>> Start ENTRIES
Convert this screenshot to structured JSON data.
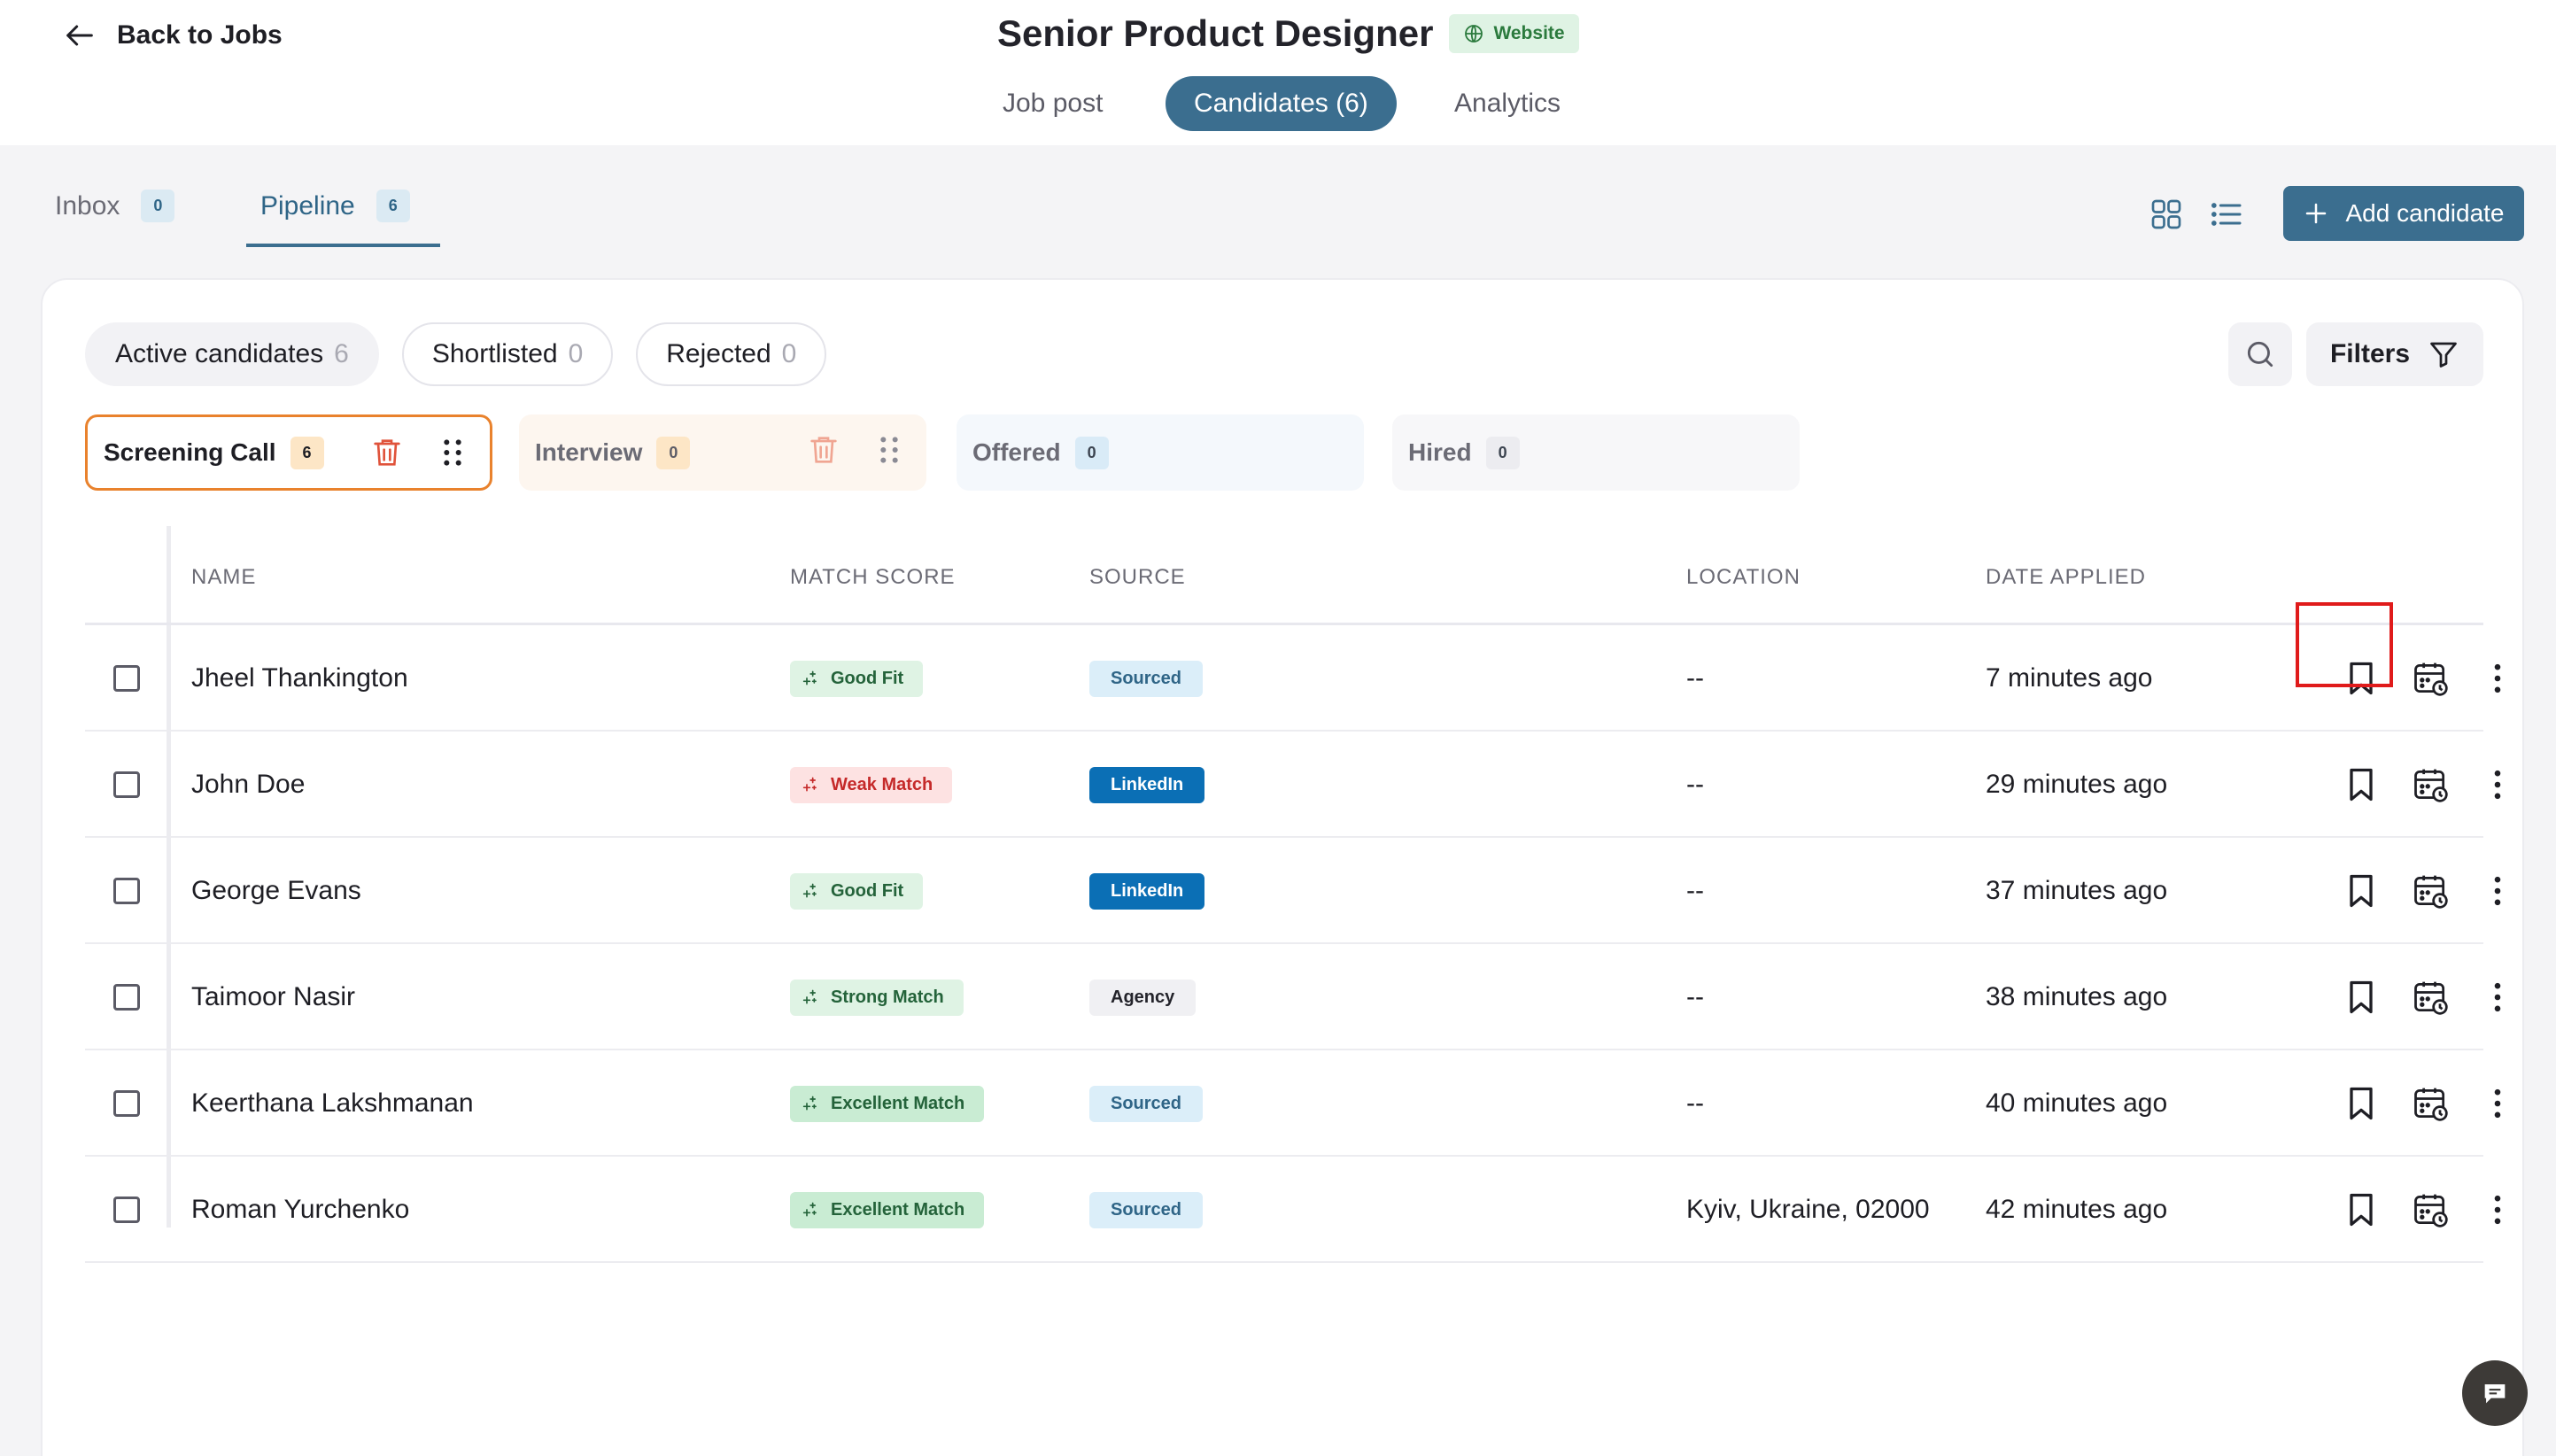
{
  "header": {
    "back_label": "Back to Jobs",
    "job_title": "Senior Product Designer",
    "badge": "Website",
    "tabs": [
      {
        "label": "Job post",
        "active": false
      },
      {
        "label": "Candidates (6)",
        "active": true
      },
      {
        "label": "Analytics",
        "active": false
      }
    ]
  },
  "subnav": {
    "tabs": [
      {
        "label": "Inbox",
        "count": "0",
        "active": false
      },
      {
        "label": "Pipeline",
        "count": "6",
        "active": true
      }
    ],
    "add_button": "Add candidate"
  },
  "filters": {
    "chips": [
      {
        "label": "Active candidates",
        "count": "6",
        "active": true
      },
      {
        "label": "Shortlisted",
        "count": "0",
        "active": false
      },
      {
        "label": "Rejected",
        "count": "0",
        "active": false
      }
    ],
    "filters_button": "Filters"
  },
  "stages": [
    {
      "label": "Screening Call",
      "count": "6",
      "selected": true
    },
    {
      "label": "Interview",
      "count": "0",
      "selected": false
    },
    {
      "label": "Offered",
      "count": "0",
      "selected": false
    },
    {
      "label": "Hired",
      "count": "0",
      "selected": false
    }
  ],
  "table": {
    "columns": [
      "NAME",
      "MATCH SCORE",
      "SOURCE",
      "LOCATION",
      "DATE APPLIED"
    ],
    "rows": [
      {
        "name": "Jheel Thankington",
        "match": "Good Fit",
        "source": "Sourced",
        "location": "--",
        "date": "7 minutes ago"
      },
      {
        "name": "John Doe",
        "match": "Weak Match",
        "source": "LinkedIn",
        "location": "--",
        "date": "29 minutes ago"
      },
      {
        "name": "George Evans",
        "match": "Good Fit",
        "source": "LinkedIn",
        "location": "--",
        "date": "37 minutes ago"
      },
      {
        "name": "Taimoor Nasir",
        "match": "Strong Match",
        "source": "Agency",
        "location": "--",
        "date": "38 minutes ago"
      },
      {
        "name": "Keerthana Lakshmanan",
        "match": "Excellent Match",
        "source": "Sourced",
        "location": "--",
        "date": "40 minutes ago"
      },
      {
        "name": "Roman Yurchenko",
        "match": "Excellent Match",
        "source": "Sourced",
        "location": "Kyiv, Ukraine, 02000",
        "date": "42 minutes ago"
      }
    ]
  },
  "colors": {
    "primary": "#3b6e8f",
    "stage_selected_border": "#e9822d",
    "highlight_box": "#e01b1b"
  },
  "icons": {
    "back": "arrow-left-icon",
    "badge": "globe-icon",
    "grid_view": "grid-icon",
    "list_view": "list-icon",
    "add": "plus-icon",
    "search": "search-icon",
    "filters": "filter-icon",
    "stage_delete": "trash-icon",
    "stage_drag": "drag-handle-icon",
    "match": "sparkle-icon",
    "row_bookmark": "bookmark-icon",
    "row_schedule": "calendar-icon",
    "row_more": "more-vertical-icon",
    "chat": "chat-icon"
  }
}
>> End ENTRIES
Without including any picture, retype the entries exactly.

Convert this screenshot to structured JSON data.
{
  "header": {
    "back_label": "Back to Jobs",
    "job_title": "Senior Product Designer",
    "badge": "Website",
    "tabs": [
      {
        "label": "Job post",
        "active": false
      },
      {
        "label": "Candidates (6)",
        "active": true
      },
      {
        "label": "Analytics",
        "active": false
      }
    ]
  },
  "subnav": {
    "tabs": [
      {
        "label": "Inbox",
        "count": "0",
        "active": false
      },
      {
        "label": "Pipeline",
        "count": "6",
        "active": true
      }
    ],
    "add_button": "Add candidate"
  },
  "filters": {
    "chips": [
      {
        "label": "Active candidates",
        "count": "6",
        "active": true
      },
      {
        "label": "Shortlisted",
        "count": "0",
        "active": false
      },
      {
        "label": "Rejected",
        "count": "0",
        "active": false
      }
    ],
    "filters_button": "Filters"
  },
  "stages": [
    {
      "label": "Screening Call",
      "count": "6",
      "selected": true
    },
    {
      "label": "Interview",
      "count": "0",
      "selected": false
    },
    {
      "label": "Offered",
      "count": "0",
      "selected": false
    },
    {
      "label": "Hired",
      "count": "0",
      "selected": false
    }
  ],
  "table": {
    "columns": [
      "NAME",
      "MATCH SCORE",
      "SOURCE",
      "LOCATION",
      "DATE APPLIED"
    ],
    "rows": [
      {
        "name": "Jheel Thankington",
        "match": "Good Fit",
        "source": "Sourced",
        "location": "--",
        "date": "7 minutes ago"
      },
      {
        "name": "John Doe",
        "match": "Weak Match",
        "source": "LinkedIn",
        "location": "--",
        "date": "29 minutes ago"
      },
      {
        "name": "George Evans",
        "match": "Good Fit",
        "source": "LinkedIn",
        "location": "--",
        "date": "37 minutes ago"
      },
      {
        "name": "Taimoor Nasir",
        "match": "Strong Match",
        "source": "Agency",
        "location": "--",
        "date": "38 minutes ago"
      },
      {
        "name": "Keerthana Lakshmanan",
        "match": "Excellent Match",
        "source": "Sourced",
        "location": "--",
        "date": "40 minutes ago"
      },
      {
        "name": "Roman Yurchenko",
        "match": "Excellent Match",
        "source": "Sourced",
        "location": "Kyiv, Ukraine, 02000",
        "date": "42 minutes ago"
      }
    ]
  },
  "colors": {
    "primary": "#3b6e8f",
    "stage_selected_border": "#e9822d",
    "highlight_box": "#e01b1b"
  },
  "icons": {
    "back": "arrow-left-icon",
    "badge": "globe-icon",
    "grid_view": "grid-icon",
    "list_view": "list-icon",
    "add": "plus-icon",
    "search": "search-icon",
    "filters": "filter-icon",
    "stage_delete": "trash-icon",
    "stage_drag": "drag-handle-icon",
    "match": "sparkle-icon",
    "row_bookmark": "bookmark-icon",
    "row_schedule": "calendar-icon",
    "row_more": "more-vertical-icon",
    "chat": "chat-icon"
  }
}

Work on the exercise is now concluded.